═══ Dataset records
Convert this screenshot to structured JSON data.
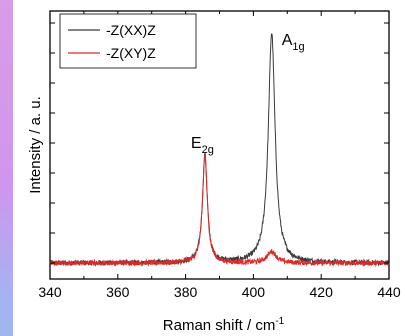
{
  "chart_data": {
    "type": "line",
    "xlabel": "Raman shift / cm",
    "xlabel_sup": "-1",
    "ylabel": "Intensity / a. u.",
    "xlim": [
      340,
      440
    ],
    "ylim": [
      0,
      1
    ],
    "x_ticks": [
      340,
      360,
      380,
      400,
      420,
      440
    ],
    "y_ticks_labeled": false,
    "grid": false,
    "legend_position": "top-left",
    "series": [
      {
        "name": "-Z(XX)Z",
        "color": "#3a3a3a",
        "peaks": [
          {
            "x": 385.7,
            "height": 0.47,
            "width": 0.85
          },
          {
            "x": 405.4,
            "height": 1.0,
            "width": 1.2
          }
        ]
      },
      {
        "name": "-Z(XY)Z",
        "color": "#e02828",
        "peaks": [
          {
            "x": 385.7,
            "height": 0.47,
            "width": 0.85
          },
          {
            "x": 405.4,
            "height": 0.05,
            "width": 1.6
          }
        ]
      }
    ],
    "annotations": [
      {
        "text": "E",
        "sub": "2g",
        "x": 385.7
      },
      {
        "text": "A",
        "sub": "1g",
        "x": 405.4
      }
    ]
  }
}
══════
═══ Dataset records
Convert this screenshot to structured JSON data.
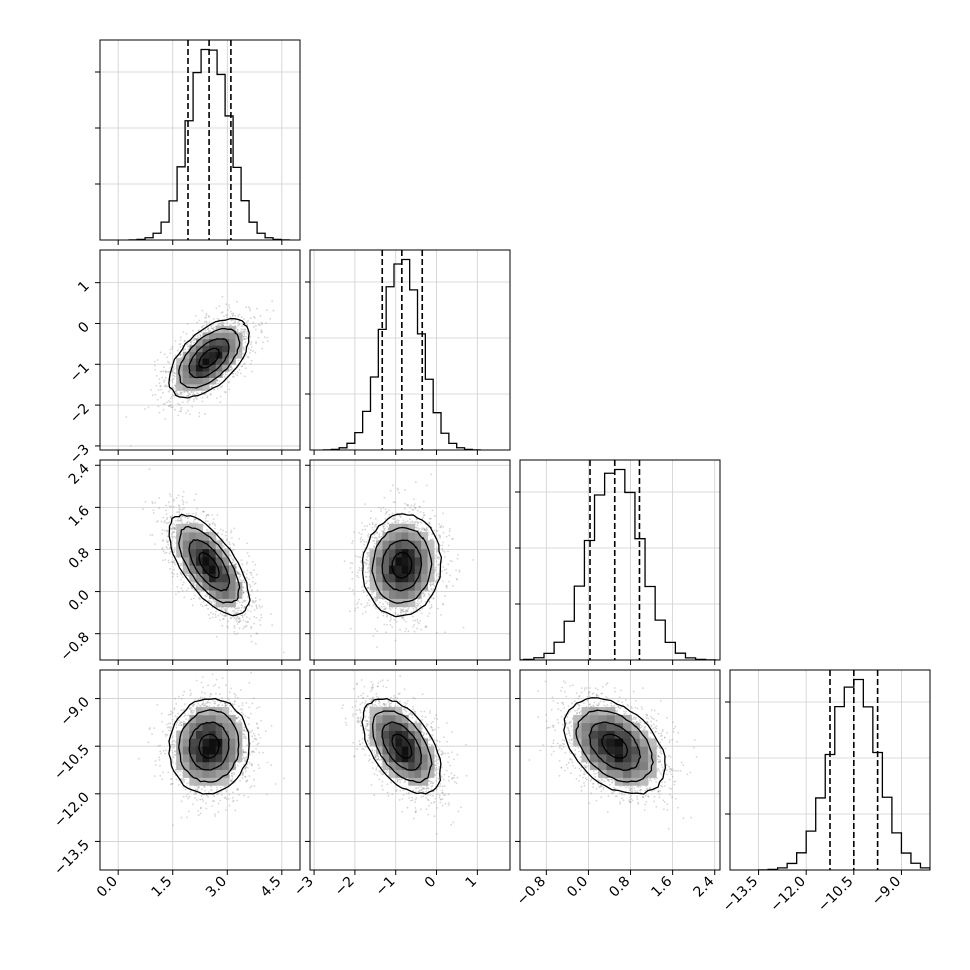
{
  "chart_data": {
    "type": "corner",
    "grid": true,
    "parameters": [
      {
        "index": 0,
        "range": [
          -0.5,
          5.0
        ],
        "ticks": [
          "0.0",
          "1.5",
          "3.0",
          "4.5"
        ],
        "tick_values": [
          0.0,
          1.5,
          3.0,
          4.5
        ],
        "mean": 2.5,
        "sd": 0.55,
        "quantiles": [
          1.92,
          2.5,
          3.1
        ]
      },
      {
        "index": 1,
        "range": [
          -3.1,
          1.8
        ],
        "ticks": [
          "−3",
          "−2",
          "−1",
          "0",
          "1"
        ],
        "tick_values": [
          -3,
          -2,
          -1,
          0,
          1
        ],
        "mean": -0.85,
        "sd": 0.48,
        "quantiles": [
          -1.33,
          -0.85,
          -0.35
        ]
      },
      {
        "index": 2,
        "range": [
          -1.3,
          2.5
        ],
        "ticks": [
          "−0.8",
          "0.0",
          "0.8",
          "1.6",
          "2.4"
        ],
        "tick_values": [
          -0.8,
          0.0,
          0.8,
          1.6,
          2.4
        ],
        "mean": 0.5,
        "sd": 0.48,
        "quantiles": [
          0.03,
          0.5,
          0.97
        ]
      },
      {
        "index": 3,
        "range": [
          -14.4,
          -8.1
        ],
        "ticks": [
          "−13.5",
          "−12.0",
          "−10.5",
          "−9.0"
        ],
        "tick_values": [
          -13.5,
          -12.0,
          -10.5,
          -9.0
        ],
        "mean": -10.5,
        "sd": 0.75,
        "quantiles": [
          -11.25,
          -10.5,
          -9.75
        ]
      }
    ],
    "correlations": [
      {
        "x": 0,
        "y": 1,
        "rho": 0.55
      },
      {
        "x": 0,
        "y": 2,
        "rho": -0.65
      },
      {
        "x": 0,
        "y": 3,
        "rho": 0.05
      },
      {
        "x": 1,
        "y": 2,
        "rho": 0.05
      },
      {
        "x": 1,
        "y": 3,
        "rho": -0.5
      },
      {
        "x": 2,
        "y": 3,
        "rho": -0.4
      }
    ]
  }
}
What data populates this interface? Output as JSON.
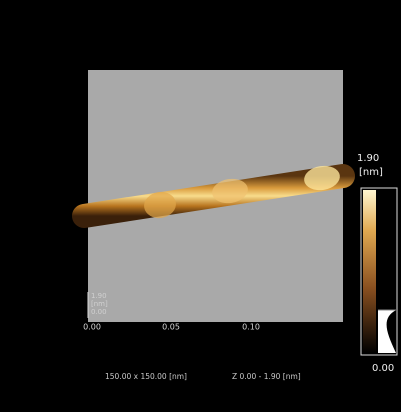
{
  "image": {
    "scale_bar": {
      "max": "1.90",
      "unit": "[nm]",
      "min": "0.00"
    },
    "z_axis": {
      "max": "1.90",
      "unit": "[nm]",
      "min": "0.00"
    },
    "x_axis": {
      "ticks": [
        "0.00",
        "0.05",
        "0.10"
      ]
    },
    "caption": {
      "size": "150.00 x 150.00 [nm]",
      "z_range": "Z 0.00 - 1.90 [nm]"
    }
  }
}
══════
Problem statement: Select the lines from the entries that include the word "height".

Worked answer:
            "height": 0.47,
            "height": 1.0,
            "height": 0.47,
            "height": 0.05,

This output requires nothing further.